#### [WRITTEN PROBLEM]
Please transcribe the records precisely; pictures stay out of your copy.
——————————
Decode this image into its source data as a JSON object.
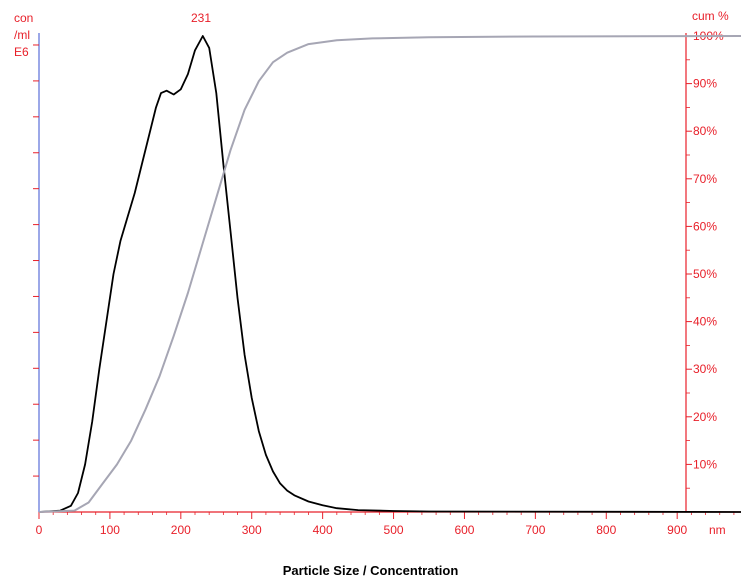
{
  "chart_data": {
    "type": "line",
    "title": "",
    "caption": "Particle Size / Concentration",
    "left_axis_label_lines": [
      "con",
      "/ml",
      "E6"
    ],
    "right_axis_label": "cum %",
    "x_unit": "nm",
    "peak_label": "231",
    "xlim": [
      0,
      990
    ],
    "y_right_lim": [
      0,
      100
    ],
    "y_left_lim": [
      0,
      1
    ],
    "x_ticks": [
      0,
      100,
      200,
      300,
      400,
      500,
      600,
      700,
      800,
      900
    ],
    "x_tick_labels": [
      "0",
      "100",
      "200",
      "300",
      "400",
      "500",
      "600",
      "700",
      "800",
      "900"
    ],
    "y_right_ticks": [
      10,
      20,
      30,
      40,
      50,
      60,
      70,
      80,
      90,
      100
    ],
    "y_right_tick_labels": [
      "10%",
      "20%",
      "30%",
      "40%",
      "50%",
      "60%",
      "70%",
      "80%",
      "90%",
      "100%"
    ],
    "grid": false,
    "series": [
      {
        "role": "concentration",
        "axis": "left",
        "color": "#000000",
        "x": [
          0,
          30,
          45,
          55,
          65,
          75,
          85,
          95,
          105,
          115,
          125,
          135,
          145,
          155,
          165,
          172,
          180,
          190,
          200,
          210,
          220,
          231,
          240,
          250,
          260,
          270,
          280,
          290,
          300,
          310,
          320,
          330,
          340,
          350,
          360,
          380,
          400,
          420,
          450,
          500,
          550,
          990
        ],
        "y": [
          0,
          0.003,
          0.013,
          0.04,
          0.1,
          0.19,
          0.3,
          0.4,
          0.5,
          0.57,
          0.62,
          0.67,
          0.73,
          0.79,
          0.85,
          0.88,
          0.885,
          0.877,
          0.888,
          0.92,
          0.97,
          1.0,
          0.975,
          0.88,
          0.73,
          0.59,
          0.45,
          0.33,
          0.24,
          0.17,
          0.12,
          0.085,
          0.06,
          0.045,
          0.035,
          0.022,
          0.014,
          0.008,
          0.004,
          0.002,
          0.001,
          0.0
        ]
      },
      {
        "role": "cumulative",
        "axis": "right",
        "color": "#a6a6b4",
        "x": [
          0,
          50,
          70,
          90,
          110,
          130,
          150,
          170,
          190,
          210,
          230,
          250,
          270,
          290,
          310,
          330,
          350,
          380,
          420,
          470,
          550,
          700,
          990
        ],
        "y": [
          0,
          0.3,
          2,
          6,
          10,
          15,
          21.5,
          28.5,
          37,
          46,
          56,
          66,
          76,
          84.5,
          90.5,
          94.5,
          96.5,
          98.3,
          99.1,
          99.5,
          99.75,
          99.9,
          100
        ]
      }
    ]
  }
}
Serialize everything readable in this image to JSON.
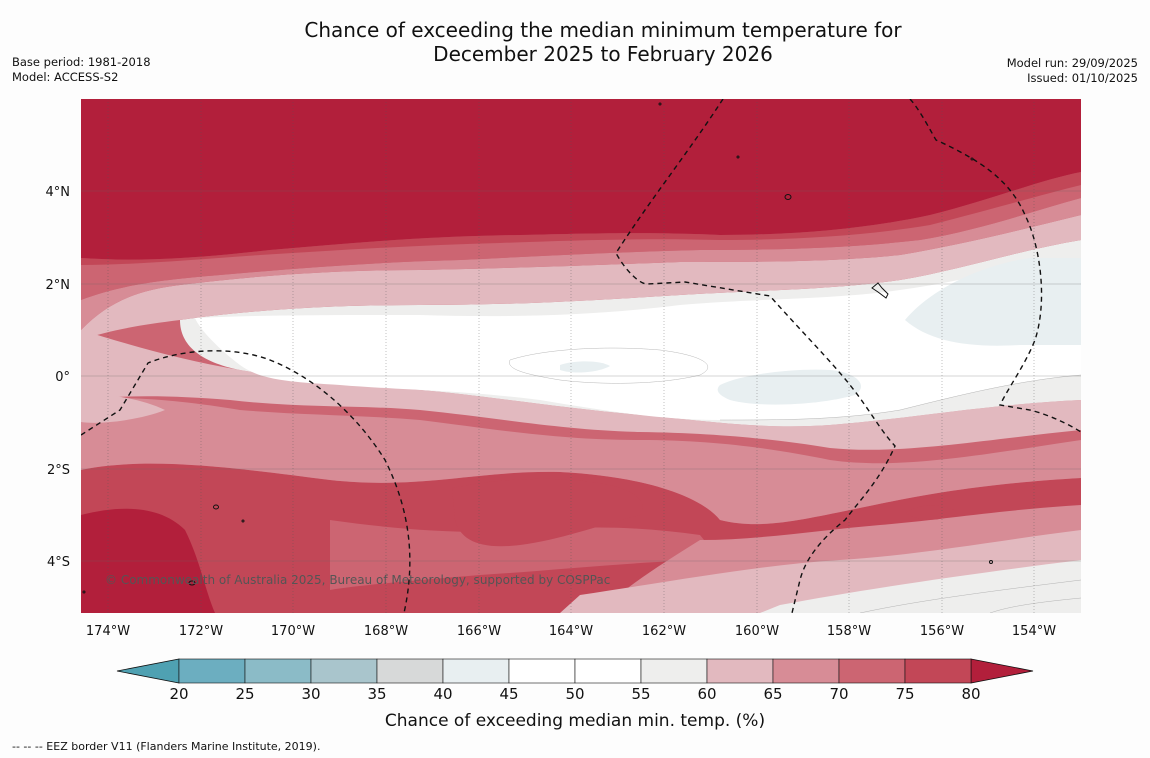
——————————
#### [OUTPUT OF THE EXERCISE]
Decode this image into its source data as a JSON object.
{
  "chart_data": {
    "type": "line",
    "title": "",
    "caption": "Particle Size / Concentration",
    "left_axis_label_lines": [
      "con",
      "/ml",
      "E6"
    ],
    "right_axis_label": "cum %",
    "x_unit": "nm",
    "peak_label": "231",
    "xlim": [
      0,
      990
    ],
    "y_right_lim": [
      0,
      100
    ],
    "y_left_lim": [
      0,
      1
    ],
    "x_ticks": [
      0,
      100,
      200,
      300,
      400,
      500,
      600,
      700,
      800,
      900
    ],
    "x_tick_labels": [
      "0",
      "100",
      "200",
      "300",
      "400",
      "500",
      "600",
      "700",
      "800",
      "900"
    ],
    "y_right_ticks": [
      10,
      20,
      30,
      40,
      50,
      60,
      70,
      80,
      90,
      100
    ],
    "y_right_tick_labels": [
      "10%",
      "20%",
      "30%",
      "40%",
      "50%",
      "60%",
      "70%",
      "80%",
      "90%",
      "100%"
    ],
    "grid": false,
    "series": [
      {
        "role": "concentration",
        "axis": "left",
        "color": "#000000",
        "x": [
          0,
          30,
          45,
          55,
          65,
          75,
          85,
          95,
          105,
          115,
          125,
          135,
          145,
          155,
          165,
          172,
          180,
          190,
          200,
          210,
          220,
          231,
          240,
          250,
          260,
          270,
          280,
          290,
          300,
          310,
          320,
          330,
          340,
          350,
          360,
          380,
          400,
          420,
          450,
          500,
          550,
          990
        ],
        "y": [
          0,
          0.003,
          0.013,
          0.04,
          0.1,
          0.19,
          0.3,
          0.4,
          0.5,
          0.57,
          0.62,
          0.67,
          0.73,
          0.79,
          0.85,
          0.88,
          0.885,
          0.877,
          0.888,
          0.92,
          0.97,
          1.0,
          0.975,
          0.88,
          0.73,
          0.59,
          0.45,
          0.33,
          0.24,
          0.17,
          0.12,
          0.085,
          0.06,
          0.045,
          0.035,
          0.022,
          0.014,
          0.008,
          0.004,
          0.002,
          0.001,
          0.0
        ]
      },
      {
        "role": "cumulative",
        "axis": "right",
        "color": "#a6a6b4",
        "x": [
          0,
          50,
          70,
          90,
          110,
          130,
          150,
          170,
          190,
          210,
          230,
          250,
          270,
          290,
          310,
          330,
          350,
          380,
          420,
          470,
          550,
          700,
          990
        ],
        "y": [
          0,
          0.3,
          2,
          6,
          10,
          15,
          21.5,
          28.5,
          37,
          46,
          56,
          66,
          76,
          84.5,
          90.5,
          94.5,
          96.5,
          98.3,
          99.1,
          99.5,
          99.75,
          99.9,
          100
        ]
      }
    ]
  }
}
Serialize everything readable in this image to JSON.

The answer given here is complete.